Task to complete » In the listing below, find every line with the string "fresh" and pull it out.
::: Excerpted data
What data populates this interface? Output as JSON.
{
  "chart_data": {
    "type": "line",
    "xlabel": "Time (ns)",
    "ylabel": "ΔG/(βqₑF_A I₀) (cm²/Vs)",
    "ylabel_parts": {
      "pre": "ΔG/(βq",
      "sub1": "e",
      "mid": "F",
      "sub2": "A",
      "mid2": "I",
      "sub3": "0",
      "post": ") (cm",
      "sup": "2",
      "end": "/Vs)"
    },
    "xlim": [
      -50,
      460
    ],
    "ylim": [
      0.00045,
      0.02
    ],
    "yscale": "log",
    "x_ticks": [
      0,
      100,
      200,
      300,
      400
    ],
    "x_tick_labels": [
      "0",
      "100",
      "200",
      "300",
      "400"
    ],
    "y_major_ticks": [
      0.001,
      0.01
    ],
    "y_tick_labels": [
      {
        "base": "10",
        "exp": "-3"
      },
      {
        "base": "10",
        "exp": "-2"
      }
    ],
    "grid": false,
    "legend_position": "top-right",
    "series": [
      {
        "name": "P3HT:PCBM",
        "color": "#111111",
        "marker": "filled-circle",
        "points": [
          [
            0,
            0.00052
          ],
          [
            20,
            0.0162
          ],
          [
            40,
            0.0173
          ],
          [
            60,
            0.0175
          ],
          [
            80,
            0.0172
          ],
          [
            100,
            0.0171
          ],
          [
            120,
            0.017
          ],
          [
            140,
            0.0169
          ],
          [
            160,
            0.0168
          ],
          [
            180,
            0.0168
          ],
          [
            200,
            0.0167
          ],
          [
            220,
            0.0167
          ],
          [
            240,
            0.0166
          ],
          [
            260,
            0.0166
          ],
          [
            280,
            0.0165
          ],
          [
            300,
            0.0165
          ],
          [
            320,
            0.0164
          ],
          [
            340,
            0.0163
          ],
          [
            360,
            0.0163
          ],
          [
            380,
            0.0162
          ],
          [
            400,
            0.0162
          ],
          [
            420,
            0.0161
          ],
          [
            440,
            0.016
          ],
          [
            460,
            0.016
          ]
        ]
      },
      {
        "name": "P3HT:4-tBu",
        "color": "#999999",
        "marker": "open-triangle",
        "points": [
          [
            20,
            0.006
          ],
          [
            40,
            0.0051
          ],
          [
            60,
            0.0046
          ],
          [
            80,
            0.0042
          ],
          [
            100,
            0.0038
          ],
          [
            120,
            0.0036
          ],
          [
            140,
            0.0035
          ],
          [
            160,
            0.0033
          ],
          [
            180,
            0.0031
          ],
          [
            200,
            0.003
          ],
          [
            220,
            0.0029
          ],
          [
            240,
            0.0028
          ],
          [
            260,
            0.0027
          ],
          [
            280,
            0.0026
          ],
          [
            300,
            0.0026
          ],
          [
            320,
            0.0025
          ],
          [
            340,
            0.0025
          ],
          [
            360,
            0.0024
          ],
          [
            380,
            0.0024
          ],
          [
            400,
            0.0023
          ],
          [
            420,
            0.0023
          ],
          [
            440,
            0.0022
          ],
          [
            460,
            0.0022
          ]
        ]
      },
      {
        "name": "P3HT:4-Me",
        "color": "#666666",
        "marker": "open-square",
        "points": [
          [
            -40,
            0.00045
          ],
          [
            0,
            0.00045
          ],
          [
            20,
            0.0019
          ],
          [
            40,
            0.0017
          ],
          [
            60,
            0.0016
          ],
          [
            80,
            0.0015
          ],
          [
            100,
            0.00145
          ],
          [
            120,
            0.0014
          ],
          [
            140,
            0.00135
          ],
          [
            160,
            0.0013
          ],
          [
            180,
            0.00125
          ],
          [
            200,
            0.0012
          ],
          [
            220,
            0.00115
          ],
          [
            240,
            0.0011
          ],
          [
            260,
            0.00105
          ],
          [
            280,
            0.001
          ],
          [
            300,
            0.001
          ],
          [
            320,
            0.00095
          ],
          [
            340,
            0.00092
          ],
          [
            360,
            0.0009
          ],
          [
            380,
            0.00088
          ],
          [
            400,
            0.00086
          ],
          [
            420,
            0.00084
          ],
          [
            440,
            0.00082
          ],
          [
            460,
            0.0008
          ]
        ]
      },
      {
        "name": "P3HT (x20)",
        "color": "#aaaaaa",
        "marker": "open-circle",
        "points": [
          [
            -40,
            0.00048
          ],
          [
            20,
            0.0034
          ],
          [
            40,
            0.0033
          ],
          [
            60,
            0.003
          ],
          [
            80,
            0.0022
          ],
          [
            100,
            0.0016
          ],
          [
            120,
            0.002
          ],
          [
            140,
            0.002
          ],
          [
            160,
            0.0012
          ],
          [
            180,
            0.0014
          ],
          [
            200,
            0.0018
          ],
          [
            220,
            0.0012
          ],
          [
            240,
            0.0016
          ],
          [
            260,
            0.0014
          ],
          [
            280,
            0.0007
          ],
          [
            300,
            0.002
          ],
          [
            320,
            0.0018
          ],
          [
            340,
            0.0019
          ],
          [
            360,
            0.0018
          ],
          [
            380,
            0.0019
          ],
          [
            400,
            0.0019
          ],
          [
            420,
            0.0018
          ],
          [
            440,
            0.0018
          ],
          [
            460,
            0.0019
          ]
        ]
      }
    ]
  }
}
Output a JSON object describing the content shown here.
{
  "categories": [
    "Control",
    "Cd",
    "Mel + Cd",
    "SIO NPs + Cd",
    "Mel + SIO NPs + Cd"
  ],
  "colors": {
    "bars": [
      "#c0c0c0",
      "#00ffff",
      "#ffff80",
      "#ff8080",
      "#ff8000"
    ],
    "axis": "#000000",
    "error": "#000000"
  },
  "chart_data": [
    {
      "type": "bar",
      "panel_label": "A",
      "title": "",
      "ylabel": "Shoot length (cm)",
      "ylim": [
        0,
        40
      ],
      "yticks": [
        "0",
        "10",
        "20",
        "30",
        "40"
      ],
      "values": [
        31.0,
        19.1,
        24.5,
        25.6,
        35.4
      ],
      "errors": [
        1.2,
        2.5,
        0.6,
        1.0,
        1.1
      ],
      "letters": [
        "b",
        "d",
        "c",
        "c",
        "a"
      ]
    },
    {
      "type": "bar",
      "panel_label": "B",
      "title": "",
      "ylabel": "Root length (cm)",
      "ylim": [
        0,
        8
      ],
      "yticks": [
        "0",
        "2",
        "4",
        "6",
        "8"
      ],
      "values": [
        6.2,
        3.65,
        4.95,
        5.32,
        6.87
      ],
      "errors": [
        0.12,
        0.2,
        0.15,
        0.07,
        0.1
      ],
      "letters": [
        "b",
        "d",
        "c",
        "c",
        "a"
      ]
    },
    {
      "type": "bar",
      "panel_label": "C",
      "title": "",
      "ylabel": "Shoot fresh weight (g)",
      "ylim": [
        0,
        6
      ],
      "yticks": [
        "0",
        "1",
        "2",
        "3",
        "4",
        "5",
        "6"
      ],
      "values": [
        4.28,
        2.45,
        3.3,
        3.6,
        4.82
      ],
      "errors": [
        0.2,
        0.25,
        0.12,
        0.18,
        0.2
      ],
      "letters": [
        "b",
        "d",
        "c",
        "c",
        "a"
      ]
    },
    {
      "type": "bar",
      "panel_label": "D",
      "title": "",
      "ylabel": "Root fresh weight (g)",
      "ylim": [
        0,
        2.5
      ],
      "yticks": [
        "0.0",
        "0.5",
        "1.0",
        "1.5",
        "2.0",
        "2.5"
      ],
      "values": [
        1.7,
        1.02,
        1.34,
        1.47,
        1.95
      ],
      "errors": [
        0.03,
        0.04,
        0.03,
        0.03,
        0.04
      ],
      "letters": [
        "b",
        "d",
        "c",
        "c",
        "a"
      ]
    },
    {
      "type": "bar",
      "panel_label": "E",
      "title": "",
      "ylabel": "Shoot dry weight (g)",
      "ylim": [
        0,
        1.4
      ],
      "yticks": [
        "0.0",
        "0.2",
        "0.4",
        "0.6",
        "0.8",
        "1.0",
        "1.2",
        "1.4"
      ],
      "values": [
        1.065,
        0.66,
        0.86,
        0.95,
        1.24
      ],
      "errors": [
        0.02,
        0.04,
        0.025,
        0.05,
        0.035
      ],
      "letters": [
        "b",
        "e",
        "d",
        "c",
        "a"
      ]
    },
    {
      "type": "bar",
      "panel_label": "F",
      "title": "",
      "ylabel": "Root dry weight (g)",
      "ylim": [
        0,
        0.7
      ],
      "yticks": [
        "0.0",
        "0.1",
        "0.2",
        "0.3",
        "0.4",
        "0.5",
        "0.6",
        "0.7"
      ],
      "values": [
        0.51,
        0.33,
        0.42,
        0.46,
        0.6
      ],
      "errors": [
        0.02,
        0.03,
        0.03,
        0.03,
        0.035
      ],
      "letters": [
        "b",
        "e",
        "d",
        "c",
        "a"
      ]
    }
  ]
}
::::::
Task answer »
      "ylabel": "Shoot fresh weight (g)",
      "ylabel": "Root fresh weight (g)",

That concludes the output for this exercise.